# REQUIRED WORK:
Images are not part of the copy; transcribe all the data exactly.

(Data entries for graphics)
▬▬▬▬▬▬▬▬▬▬

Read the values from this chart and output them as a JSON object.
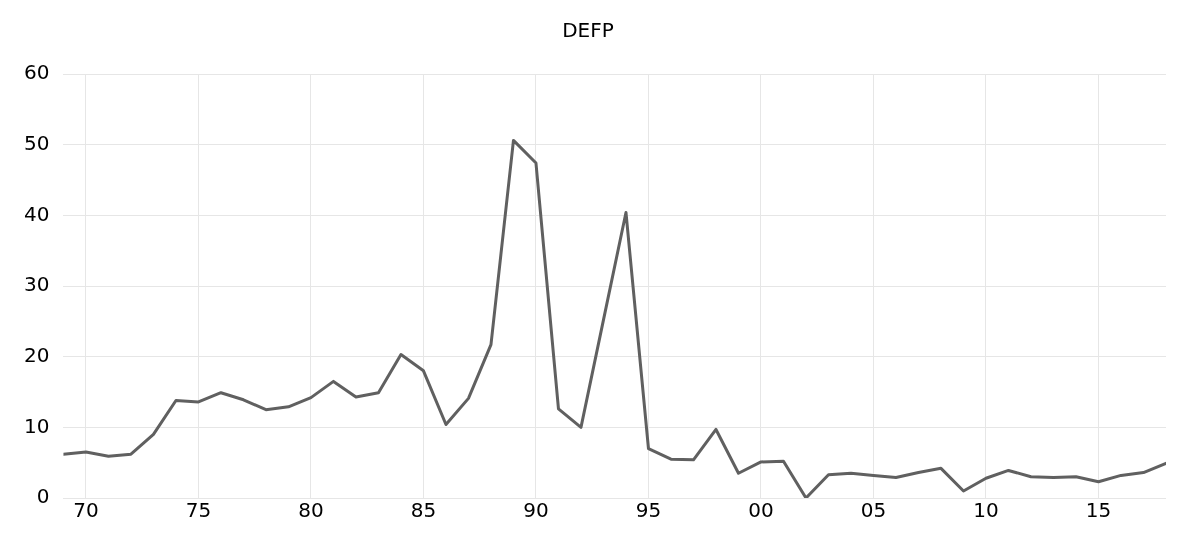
{
  "chart_data": {
    "type": "line",
    "title": "DEFP",
    "x": [
      1969,
      1970,
      1971,
      1972,
      1973,
      1974,
      1975,
      1976,
      1977,
      1978,
      1979,
      1980,
      1981,
      1982,
      1983,
      1984,
      1985,
      1986,
      1987,
      1988,
      1989,
      1990,
      1991,
      1992,
      1993,
      1994,
      1995,
      1996,
      1997,
      1998,
      1999,
      2000,
      2001,
      2002,
      2003,
      2004,
      2005,
      2006,
      2007,
      2008,
      2009,
      2010,
      2011,
      2012,
      2013,
      2014,
      2015,
      2016,
      2017,
      2018
    ],
    "series": [
      {
        "color": "#606060",
        "values": [
          6.2,
          6.5,
          5.9,
          6.2,
          9.0,
          13.8,
          13.6,
          14.9,
          13.9,
          12.5,
          12.9,
          14.2,
          16.5,
          14.3,
          14.9,
          20.3,
          18.0,
          10.4,
          14.1,
          21.7,
          50.6,
          47.4,
          12.6,
          10.0,
          25.2,
          40.4,
          7.0,
          5.5,
          5.4,
          9.7,
          3.5,
          5.1,
          5.2,
          0,
          3.3,
          3.5,
          3.2,
          2.9,
          3.6,
          4.2,
          1.0,
          2.8,
          3.9,
          3.0,
          2.9,
          3.0,
          2.3,
          3.2,
          3.6,
          4.9
        ]
      }
    ],
    "xlim": [
      1969,
      2018
    ],
    "xticks": [
      {
        "value": 1970,
        "label": "70"
      },
      {
        "value": 1975,
        "label": "75"
      },
      {
        "value": 1980,
        "label": "80"
      },
      {
        "value": 1985,
        "label": "85"
      },
      {
        "value": 1990,
        "label": "90"
      },
      {
        "value": 1995,
        "label": "95"
      },
      {
        "value": 2000,
        "label": "00"
      },
      {
        "value": 2005,
        "label": "05"
      },
      {
        "value": 2010,
        "label": "10"
      },
      {
        "value": 2015,
        "label": "15"
      }
    ],
    "ylim": [
      0,
      60
    ],
    "yticks": [
      0,
      10,
      20,
      30,
      40,
      50,
      60
    ],
    "grid": true,
    "legend": false,
    "marker": "none",
    "line_style": "solid"
  }
}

▬▬▬▬▬▬▬▬▬▬

# TASK OUTPUT:
Read the values from this chart and output them as a JSON object.
{
  "chart_data": {
    "type": "line",
    "title": "DEFP",
    "x": [
      1969,
      1970,
      1971,
      1972,
      1973,
      1974,
      1975,
      1976,
      1977,
      1978,
      1979,
      1980,
      1981,
      1982,
      1983,
      1984,
      1985,
      1986,
      1987,
      1988,
      1989,
      1990,
      1991,
      1992,
      1993,
      1994,
      1995,
      1996,
      1997,
      1998,
      1999,
      2000,
      2001,
      2002,
      2003,
      2004,
      2005,
      2006,
      2007,
      2008,
      2009,
      2010,
      2011,
      2012,
      2013,
      2014,
      2015,
      2016,
      2017,
      2018
    ],
    "series": [
      {
        "color": "#606060",
        "values": [
          6.2,
          6.5,
          5.9,
          6.2,
          9.0,
          13.8,
          13.6,
          14.9,
          13.9,
          12.5,
          12.9,
          14.2,
          16.5,
          14.3,
          14.9,
          20.3,
          18.0,
          10.4,
          14.1,
          21.7,
          50.6,
          47.4,
          12.6,
          10.0,
          25.2,
          40.4,
          7.0,
          5.5,
          5.4,
          9.7,
          3.5,
          5.1,
          5.2,
          0,
          3.3,
          3.5,
          3.2,
          2.9,
          3.6,
          4.2,
          1.0,
          2.8,
          3.9,
          3.0,
          2.9,
          3.0,
          2.3,
          3.2,
          3.6,
          4.9
        ]
      }
    ],
    "xlim": [
      1969,
      2018
    ],
    "xticks": [
      {
        "value": 1970,
        "label": "70"
      },
      {
        "value": 1975,
        "label": "75"
      },
      {
        "value": 1980,
        "label": "80"
      },
      {
        "value": 1985,
        "label": "85"
      },
      {
        "value": 1990,
        "label": "90"
      },
      {
        "value": 1995,
        "label": "95"
      },
      {
        "value": 2000,
        "label": "00"
      },
      {
        "value": 2005,
        "label": "05"
      },
      {
        "value": 2010,
        "label": "10"
      },
      {
        "value": 2015,
        "label": "15"
      }
    ],
    "ylim": [
      0,
      60
    ],
    "yticks": [
      0,
      10,
      20,
      30,
      40,
      50,
      60
    ],
    "grid": true,
    "legend": false,
    "marker": "none",
    "line_style": "solid"
  }
}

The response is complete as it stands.